### Texto extraído:
+---+

# METEOROLOGÍA > Inundaciones >  Alto guadalquivir la saturacion de los pantanos pone en alerta a las zonas ribereñas.

## ben-amar

http://www.diariocordoba.com/default.asp
ALTO GUADALQUIVIR LA SATURACION DE LOS PANTANOS PONE EN ALERTA A LAS ZONAS RIBEREÑAS.
Exigen coordinación entre Jaén y Córdoba ante futuras avenidas
El equipo de gobierno de Villa del Río critica la dejadez de arroyos y cunetas.En Villafranca siguen desalojados los huertos familiares.

21/12/2010 R. CASTRO P. MARIN 

La práctica saturación de varios de los embalses jiennenses y cordobeses está poniendo en jaque las zonas de ribera de la provincia, desde Villa del Río hasta Palma del Río. Toda la lluvia prevista para las próximas horas caerá sobre mojado y con el nivel del cauce del Guadalquivir a punto de desbordarse en varios puntos. Así, en el Alto Guadalquivir, los municipios de Villa del Río, Montoro, Adamuz (Algallarín), Pedro Abad, El Carpio y Villafranca mantienen el estado de alerta por el posible desbordamiento del río.

En el primer municipio, el concejal de Seguridad, Jesús Morales, manifestó ayer a este periódico que "existe una fuerte preocupación, ya que falta coordinación entre las provincias de Jaén y Córdoba, puesto que la información que recibimos en Villa del Río es solamente de Córdoba", cuando argumenta que esta localidad recibe el agua de la zona de Jaén.

La paradoja se produce cuando en menos de 10 meses el río Guadalquivir se ha desbordado dos veces, aunque en la última ocasión, que fue en el Puente de la Inmaculada, se vieron afectadas varias zonas del municipio, algo que el edil de Seguridad achaca a la falta de limpieza de los arroyos, los colectores y las cunetas de las carreteras secundarias, "tanto la de Cañete de las Torres como la de Los Majuelos", manifestó Morales.

EL PUENTE Las zonas deportivas y los huertos familiares son las más amenazadas por esta situación de lluvias. Otra de las infraestructuras que se está viendo gravemente afectada con motivo de las crecidas del arroyo Salado es el puente romano, que ha perdido varios de los sillares del siglo I, que han sido arrastrados por la corriente del agua.

Por otra parte, en Montoro se han producido desprendimientos en varias carreteras secundarias del término municipal, como la de acceso al municipio por el cementerio, donde el Ayuntamiento está llevando a cabo obras de mejora, así como en la ribera, donde la crecida del río se ha llevado a su paso parte de las obras de infraestructura que se están llevando a cabo dentro del Plan de la Ribera.

+---+

### Datos proporcionados:

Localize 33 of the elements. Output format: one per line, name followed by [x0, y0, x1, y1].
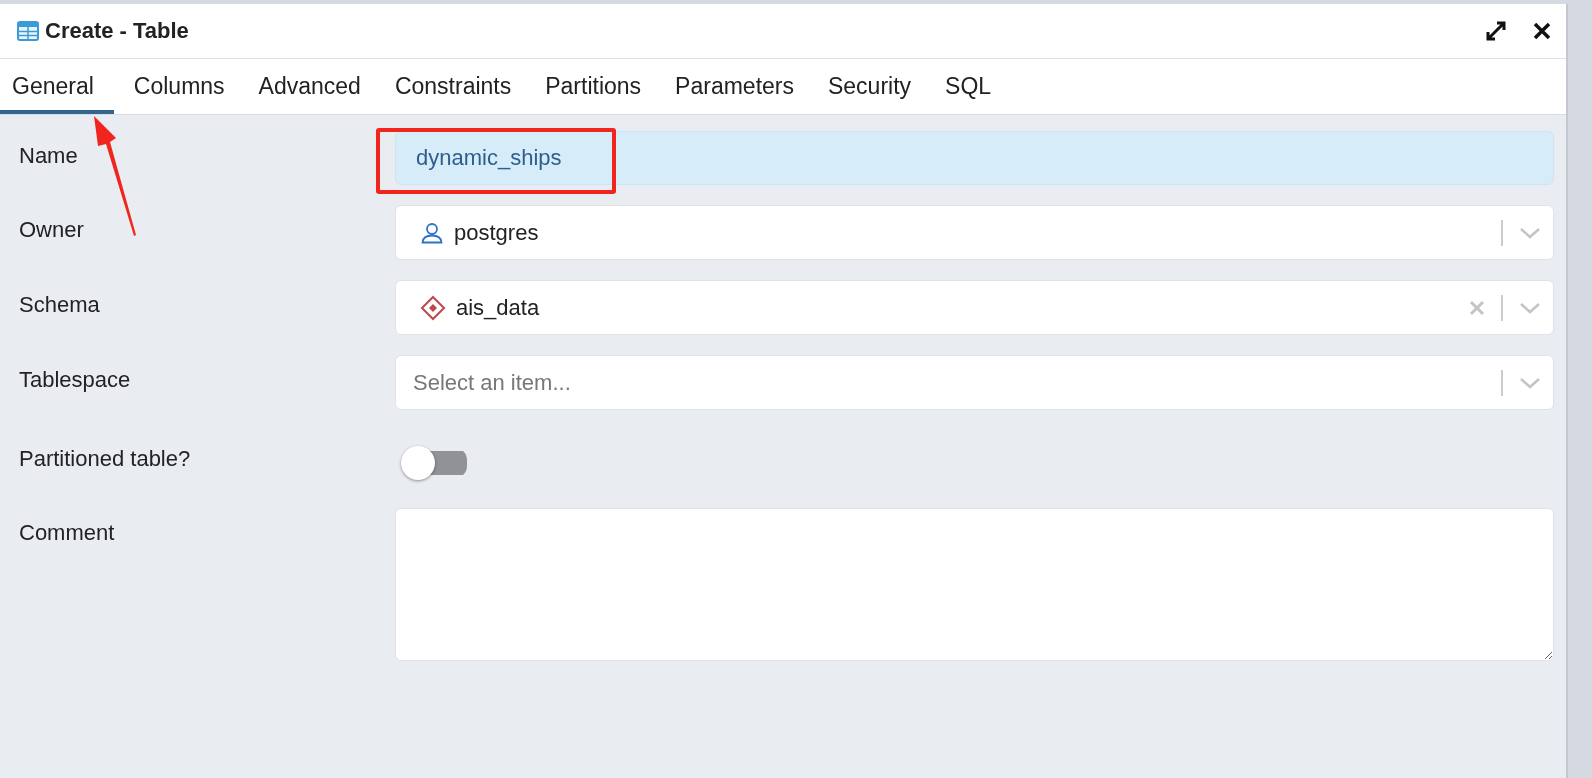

+---+

### Ejercicio:
Reproduce el tramo de la noticia sobre las crecidas del Guadalquivir que va desde "Por otra parte, en" hasta "de la Ribera.", y cambia el nombre "Ayuntamiento" por "Consistorio".

### Solución propuesta:
Por otra parte, en Montoro se han producido desprendimientos en varias carreteras secundarias del término municipal, como la de acceso al municipio por el cementerio, donde el Consistorio está llevando a cabo obras de mejora, así como en la ribera, donde la crecida del río se ha llevado a su paso parte de las obras de infraestructura que se están llevando a cabo dentro del Plan de la Ribera.